══ Recorded information
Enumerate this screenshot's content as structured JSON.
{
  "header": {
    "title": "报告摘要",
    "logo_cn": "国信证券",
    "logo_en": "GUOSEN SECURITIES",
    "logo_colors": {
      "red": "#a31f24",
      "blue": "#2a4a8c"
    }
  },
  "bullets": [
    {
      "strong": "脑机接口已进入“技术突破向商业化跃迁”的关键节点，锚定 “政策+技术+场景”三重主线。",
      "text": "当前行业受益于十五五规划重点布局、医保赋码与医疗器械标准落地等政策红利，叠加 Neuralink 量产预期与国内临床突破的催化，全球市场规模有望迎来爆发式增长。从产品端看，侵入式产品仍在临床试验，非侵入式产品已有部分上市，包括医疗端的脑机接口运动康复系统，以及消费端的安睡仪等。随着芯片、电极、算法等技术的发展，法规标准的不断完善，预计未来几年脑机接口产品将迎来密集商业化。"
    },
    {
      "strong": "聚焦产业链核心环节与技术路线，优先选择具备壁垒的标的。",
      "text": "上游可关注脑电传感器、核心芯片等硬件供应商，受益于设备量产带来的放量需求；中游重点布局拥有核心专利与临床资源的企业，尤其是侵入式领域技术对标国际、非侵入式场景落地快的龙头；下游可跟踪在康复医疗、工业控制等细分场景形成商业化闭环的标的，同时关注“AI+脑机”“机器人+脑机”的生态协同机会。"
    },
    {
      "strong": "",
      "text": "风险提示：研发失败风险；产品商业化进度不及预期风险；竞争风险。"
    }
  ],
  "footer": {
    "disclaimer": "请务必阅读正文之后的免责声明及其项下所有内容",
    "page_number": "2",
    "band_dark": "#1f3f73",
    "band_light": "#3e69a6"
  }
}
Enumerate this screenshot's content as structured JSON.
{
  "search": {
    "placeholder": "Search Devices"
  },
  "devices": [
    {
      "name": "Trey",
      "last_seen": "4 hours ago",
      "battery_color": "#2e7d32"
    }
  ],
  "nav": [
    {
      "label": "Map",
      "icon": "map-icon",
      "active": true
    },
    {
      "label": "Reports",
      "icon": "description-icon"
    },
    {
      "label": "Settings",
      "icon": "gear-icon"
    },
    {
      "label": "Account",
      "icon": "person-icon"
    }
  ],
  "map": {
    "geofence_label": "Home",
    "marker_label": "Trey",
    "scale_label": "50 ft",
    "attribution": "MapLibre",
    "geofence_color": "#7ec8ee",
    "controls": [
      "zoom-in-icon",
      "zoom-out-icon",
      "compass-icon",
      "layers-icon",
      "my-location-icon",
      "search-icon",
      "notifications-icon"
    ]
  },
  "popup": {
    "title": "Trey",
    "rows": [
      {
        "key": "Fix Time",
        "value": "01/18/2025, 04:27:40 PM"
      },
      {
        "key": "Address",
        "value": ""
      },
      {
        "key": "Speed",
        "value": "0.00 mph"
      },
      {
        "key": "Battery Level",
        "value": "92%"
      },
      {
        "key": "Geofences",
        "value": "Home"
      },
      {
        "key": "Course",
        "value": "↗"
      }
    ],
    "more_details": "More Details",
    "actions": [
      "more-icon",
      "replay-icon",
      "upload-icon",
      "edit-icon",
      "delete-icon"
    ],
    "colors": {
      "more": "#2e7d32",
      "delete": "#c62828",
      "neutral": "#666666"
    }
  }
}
════
:: The request ::
In the entries above, find every line with the word "text" and list it.

:: Exercise output ::
      "text": "当前行业受益于十五五规划重点布局、医保赋码与医疗器械标准落地等政策红利，叠加 Neuralink 量产预期与国内临床突破的催化，全球市场规模有望迎来爆发式增长。从产品端看，侵入式产品仍在临床试验，非侵入式产品已有部分上市，包括医疗端的脑机接口运动康复系统，以及消费端的安睡仪等。随着芯片、电极、算法等技术的发展，法规标准的不断完善，预计未来几年脑机接口产品将迎来密集商业化。"
      "text": "上游可关注脑电传感器、核心芯片等硬件供应商，受益于设备量产带来的放量需求；中游重点布局拥有核心专利与临床资源的企业，尤其是侵入式领域技术对标国际、非侵入式场景落地快的龙头；下游可跟踪在康复医疗、工业控制等细分场景形成商业化闭环的标的，同时关注“AI+脑机”“机器人+脑机”的生态协同机会。"
      "text": "风险提示：研发失败风险；产品商业化进度不及预期风险；竞争风险。"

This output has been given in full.